WRITTEN PROBLEM:
Retype each entry below, keeping every character the same.

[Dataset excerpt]

--- Begin ---

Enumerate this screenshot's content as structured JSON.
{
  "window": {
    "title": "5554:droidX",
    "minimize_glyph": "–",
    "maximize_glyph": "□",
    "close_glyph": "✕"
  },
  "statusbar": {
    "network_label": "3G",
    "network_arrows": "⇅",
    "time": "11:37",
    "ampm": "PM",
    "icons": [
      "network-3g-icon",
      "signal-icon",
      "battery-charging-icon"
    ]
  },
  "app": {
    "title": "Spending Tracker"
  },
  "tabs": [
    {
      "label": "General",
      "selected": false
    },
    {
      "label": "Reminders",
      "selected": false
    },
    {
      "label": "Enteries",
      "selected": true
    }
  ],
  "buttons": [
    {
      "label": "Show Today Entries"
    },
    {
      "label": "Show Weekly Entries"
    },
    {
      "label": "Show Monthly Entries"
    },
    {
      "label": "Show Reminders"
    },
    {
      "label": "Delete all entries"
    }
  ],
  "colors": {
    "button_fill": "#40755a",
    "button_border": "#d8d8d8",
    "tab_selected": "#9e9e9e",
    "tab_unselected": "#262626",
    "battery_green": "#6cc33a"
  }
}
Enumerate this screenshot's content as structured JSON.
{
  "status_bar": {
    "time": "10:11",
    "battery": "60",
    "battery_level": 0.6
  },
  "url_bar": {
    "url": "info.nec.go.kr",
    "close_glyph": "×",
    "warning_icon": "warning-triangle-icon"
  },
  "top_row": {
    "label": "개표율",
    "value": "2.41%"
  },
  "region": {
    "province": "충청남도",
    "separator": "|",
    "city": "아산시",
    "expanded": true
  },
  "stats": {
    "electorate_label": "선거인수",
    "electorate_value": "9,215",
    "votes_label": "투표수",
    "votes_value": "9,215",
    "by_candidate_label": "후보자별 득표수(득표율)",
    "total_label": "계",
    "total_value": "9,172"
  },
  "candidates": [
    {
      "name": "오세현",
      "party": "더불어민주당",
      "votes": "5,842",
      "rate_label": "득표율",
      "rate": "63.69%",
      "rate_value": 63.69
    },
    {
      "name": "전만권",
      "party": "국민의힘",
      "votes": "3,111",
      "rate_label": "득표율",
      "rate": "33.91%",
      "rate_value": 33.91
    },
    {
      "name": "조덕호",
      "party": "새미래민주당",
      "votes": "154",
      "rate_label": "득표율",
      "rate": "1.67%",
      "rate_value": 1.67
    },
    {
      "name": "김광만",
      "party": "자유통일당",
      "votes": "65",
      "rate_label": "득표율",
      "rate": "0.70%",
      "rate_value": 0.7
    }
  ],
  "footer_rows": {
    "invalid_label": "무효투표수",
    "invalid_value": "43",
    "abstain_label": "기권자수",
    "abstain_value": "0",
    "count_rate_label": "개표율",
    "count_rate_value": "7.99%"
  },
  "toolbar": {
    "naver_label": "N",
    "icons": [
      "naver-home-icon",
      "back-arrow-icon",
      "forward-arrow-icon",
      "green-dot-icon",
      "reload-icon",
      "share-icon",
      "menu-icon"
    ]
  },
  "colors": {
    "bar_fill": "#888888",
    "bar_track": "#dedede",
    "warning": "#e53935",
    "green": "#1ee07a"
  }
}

--- End ---

TASK ANSWER:
Enumerate this screenshot's content as structured JSON.
{
  "window": {
    "title": "5554:droidX",
    "minimize_glyph": "–",
    "maximize_glyph": "□",
    "close_glyph": "✕"
  },
  "statusbar": {
    "network_label": "3G",
    "network_arrows": "⇅",
    "time": "11:37",
    "ampm": "PM",
    "icons": [
      "network-3g-icon",
      "signal-icon",
      "battery-charging-icon"
    ]
  },
  "app": {
    "title": "Spending Tracker"
  },
  "tabs": [
    {
      "label": "General",
      "selected": false
    },
    {
      "label": "Reminders",
      "selected": false
    },
    {
      "label": "Enteries",
      "selected": true
    }
  ],
  "buttons": [
    {
      "label": "Show Today Entries"
    },
    {
      "label": "Show Weekly Entries"
    },
    {
      "label": "Show Monthly Entries"
    },
    {
      "label": "Show Reminders"
    },
    {
      "label": "Delete all entries"
    }
  ],
  "colors": {
    "button_fill": "#40755a",
    "button_border": "#d8d8d8",
    "tab_selected": "#9e9e9e",
    "tab_unselected": "#262626",
    "battery_green": "#6cc33a"
  }
}
Enumerate this screenshot's content as structured JSON.
{
  "status_bar": {
    "time": "10:11",
    "battery": "60",
    "battery_level": 0.6
  },
  "url_bar": {
    "url": "info.nec.go.kr",
    "close_glyph": "×",
    "warning_icon": "warning-triangle-icon"
  },
  "top_row": {
    "label": "개표율",
    "value": "2.41%"
  },
  "region": {
    "province": "충청남도",
    "separator": "|",
    "city": "아산시",
    "expanded": true
  },
  "stats": {
    "electorate_label": "선거인수",
    "electorate_value": "9,215",
    "votes_label": "투표수",
    "votes_value": "9,215",
    "by_candidate_label": "후보자별 득표수(득표율)",
    "total_label": "계",
    "total_value": "9,172"
  },
  "candidates": [
    {
      "name": "오세현",
      "party": "더불어민주당",
      "votes": "5,842",
      "rate_label": "득표율",
      "rate": "63.69%",
      "rate_value": 63.69
    },
    {
      "name": "전만권",
      "party": "국민의힘",
      "votes": "3,111",
      "rate_label": "득표율",
      "rate": "33.91%",
      "rate_value": 33.91
    },
    {
      "name": "조덕호",
      "party": "새미래민주당",
      "votes": "154",
      "rate_label": "득표율",
      "rate": "1.67%",
      "rate_value": 1.67
    },
    {
      "name": "김광만",
      "party": "자유통일당",
      "votes": "65",
      "rate_label": "득표율",
      "rate": "0.70%",
      "rate_value": 0.7
    }
  ],
  "footer_rows": {
    "invalid_label": "무효투표수",
    "invalid_value": "43",
    "abstain_label": "기권자수",
    "abstain_value": "0",
    "count_rate_label": "개표율",
    "count_rate_value": "7.99%"
  },
  "toolbar": {
    "naver_label": "N",
    "icons": [
      "naver-home-icon",
      "back-arrow-icon",
      "forward-arrow-icon",
      "green-dot-icon",
      "reload-icon",
      "share-icon",
      "menu-icon"
    ]
  },
  "colors": {
    "bar_fill": "#888888",
    "bar_track": "#dedede",
    "warning": "#e53935",
    "green": "#1ee07a"
  }
}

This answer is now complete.